Request: Extract the line that contains "Convert this document image to plain text." and every line after it to the end of the records below, exactly as written and nothing else.

Supplied records:
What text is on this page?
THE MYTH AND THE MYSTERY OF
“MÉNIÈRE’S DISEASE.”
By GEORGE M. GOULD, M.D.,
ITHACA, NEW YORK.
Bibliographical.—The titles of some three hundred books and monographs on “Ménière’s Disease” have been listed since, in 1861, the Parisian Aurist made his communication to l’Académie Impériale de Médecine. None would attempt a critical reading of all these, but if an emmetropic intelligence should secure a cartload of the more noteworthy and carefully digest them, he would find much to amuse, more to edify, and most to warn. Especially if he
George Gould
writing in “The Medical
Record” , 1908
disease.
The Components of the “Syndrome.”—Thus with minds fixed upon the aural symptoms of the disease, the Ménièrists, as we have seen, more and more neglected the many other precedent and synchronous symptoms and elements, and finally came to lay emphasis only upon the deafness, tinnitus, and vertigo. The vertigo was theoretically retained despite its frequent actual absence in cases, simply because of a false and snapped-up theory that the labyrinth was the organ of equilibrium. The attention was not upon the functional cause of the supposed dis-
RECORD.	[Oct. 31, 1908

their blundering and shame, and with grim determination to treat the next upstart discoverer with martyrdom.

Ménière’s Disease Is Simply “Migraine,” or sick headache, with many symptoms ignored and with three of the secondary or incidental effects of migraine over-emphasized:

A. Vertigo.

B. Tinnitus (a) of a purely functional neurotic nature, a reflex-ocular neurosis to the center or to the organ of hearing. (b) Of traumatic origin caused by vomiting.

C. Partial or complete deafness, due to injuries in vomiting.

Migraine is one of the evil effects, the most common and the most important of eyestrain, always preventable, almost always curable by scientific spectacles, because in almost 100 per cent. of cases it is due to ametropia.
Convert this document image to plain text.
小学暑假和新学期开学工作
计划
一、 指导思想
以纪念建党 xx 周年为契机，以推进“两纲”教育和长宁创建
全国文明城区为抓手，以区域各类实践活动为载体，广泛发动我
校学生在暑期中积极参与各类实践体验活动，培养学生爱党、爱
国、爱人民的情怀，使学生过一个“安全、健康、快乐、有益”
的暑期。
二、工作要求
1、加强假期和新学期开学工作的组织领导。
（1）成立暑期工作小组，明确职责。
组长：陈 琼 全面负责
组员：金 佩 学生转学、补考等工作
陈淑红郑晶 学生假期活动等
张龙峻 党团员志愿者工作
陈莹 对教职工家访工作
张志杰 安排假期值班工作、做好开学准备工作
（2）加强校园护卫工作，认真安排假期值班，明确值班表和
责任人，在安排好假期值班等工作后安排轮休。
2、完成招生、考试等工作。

Exercise solution:
Convert this document image to plain text.
小学暑假和新学期开学工作
计划
一、 指导思想
以纪念建党 xx 周年为契机，以推进“两纲”教育和长宁创建
全国文明城区为抓手，以区域各类实践活动为载体，广泛发动我
校学生在暑期中积极参与各类实践体验活动，培养学生爱党、爱
国、爱人民的情怀，使学生过一个“安全、健康、快乐、有益”
的暑期。
二、工作要求
1、加强假期和新学期开学工作的组织领导。
（1）成立暑期工作小组，明确职责。
组长：陈 琼 全面负责
组员：金 佩 学生转学、补考等工作
陈淑红郑晶 学生假期活动等
张龙峻 党团员志愿者工作
陈莹 对教职工家访工作
张志杰 安排假期值班工作、做好开学准备工作
（2）加强校园护卫工作，认真安排假期值班，明确值班表和
责任人，在安排好假期值班等工作后安排轮休。
2、完成招生、考试等工作。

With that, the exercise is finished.